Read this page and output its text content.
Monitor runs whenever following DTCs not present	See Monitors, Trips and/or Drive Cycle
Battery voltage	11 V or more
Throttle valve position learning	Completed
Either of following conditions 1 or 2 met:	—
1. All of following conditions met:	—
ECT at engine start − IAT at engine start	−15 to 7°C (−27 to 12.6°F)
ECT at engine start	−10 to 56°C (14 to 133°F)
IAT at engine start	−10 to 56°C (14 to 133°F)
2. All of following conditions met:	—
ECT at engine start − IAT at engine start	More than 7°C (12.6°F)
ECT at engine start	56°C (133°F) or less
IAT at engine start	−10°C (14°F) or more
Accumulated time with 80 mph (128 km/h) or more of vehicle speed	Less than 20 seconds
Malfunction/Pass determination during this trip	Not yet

______________________________

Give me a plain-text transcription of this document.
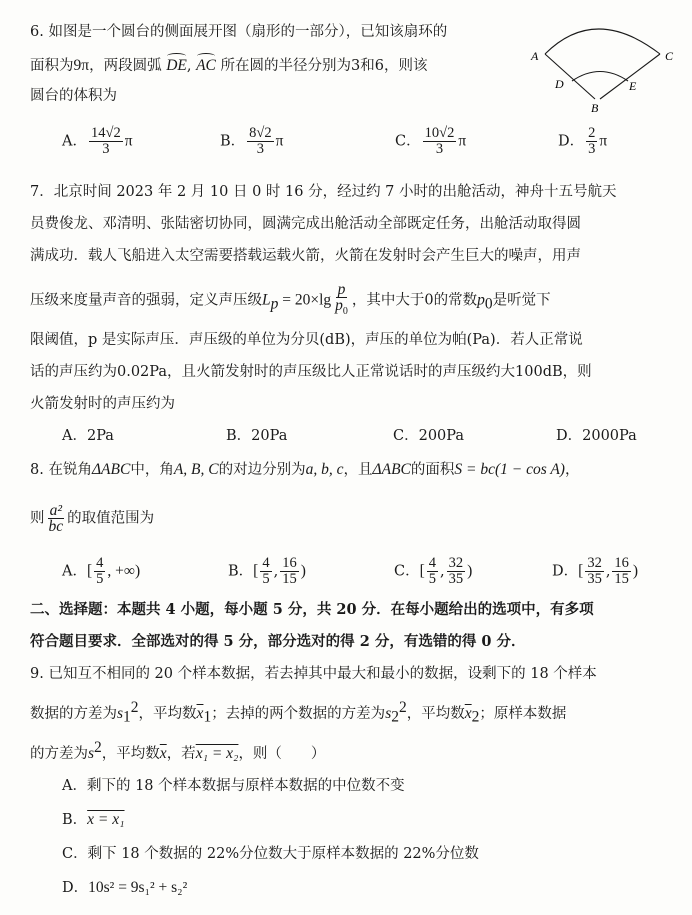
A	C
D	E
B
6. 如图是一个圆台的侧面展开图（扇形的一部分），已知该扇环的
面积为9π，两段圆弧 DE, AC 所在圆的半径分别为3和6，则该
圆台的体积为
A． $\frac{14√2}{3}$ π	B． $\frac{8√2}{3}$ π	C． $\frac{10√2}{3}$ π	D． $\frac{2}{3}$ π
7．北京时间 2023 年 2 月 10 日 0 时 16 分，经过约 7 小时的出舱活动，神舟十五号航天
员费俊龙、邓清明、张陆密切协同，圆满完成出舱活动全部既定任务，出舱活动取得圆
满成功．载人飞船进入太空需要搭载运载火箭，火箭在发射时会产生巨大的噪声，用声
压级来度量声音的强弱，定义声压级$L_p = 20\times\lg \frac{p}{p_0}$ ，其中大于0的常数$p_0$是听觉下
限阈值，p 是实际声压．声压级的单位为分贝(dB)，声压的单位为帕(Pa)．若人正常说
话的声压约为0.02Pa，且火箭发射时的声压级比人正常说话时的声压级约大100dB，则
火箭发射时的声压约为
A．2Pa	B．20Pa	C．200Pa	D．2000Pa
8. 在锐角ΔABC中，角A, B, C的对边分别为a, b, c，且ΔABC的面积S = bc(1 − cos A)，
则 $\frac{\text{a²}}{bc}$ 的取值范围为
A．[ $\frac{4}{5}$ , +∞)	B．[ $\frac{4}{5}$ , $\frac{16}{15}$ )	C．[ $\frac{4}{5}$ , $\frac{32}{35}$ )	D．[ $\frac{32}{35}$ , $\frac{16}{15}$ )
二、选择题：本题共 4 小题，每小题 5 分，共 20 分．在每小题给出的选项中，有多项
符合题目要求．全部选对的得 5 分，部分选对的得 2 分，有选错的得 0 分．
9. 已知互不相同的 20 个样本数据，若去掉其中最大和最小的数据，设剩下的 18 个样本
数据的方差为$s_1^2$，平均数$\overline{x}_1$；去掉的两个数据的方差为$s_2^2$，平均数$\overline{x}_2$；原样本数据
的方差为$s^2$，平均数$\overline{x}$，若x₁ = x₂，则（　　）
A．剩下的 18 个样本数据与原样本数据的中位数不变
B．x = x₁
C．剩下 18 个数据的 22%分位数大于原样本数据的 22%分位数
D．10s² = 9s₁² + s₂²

______________________________

Return only those lines of the records that contain the string "conditions".

SOLVED PROBLEM -
Either of following conditions 1 or 2 met:	—
1. All of following conditions met:	—
2. All of following conditions met:	—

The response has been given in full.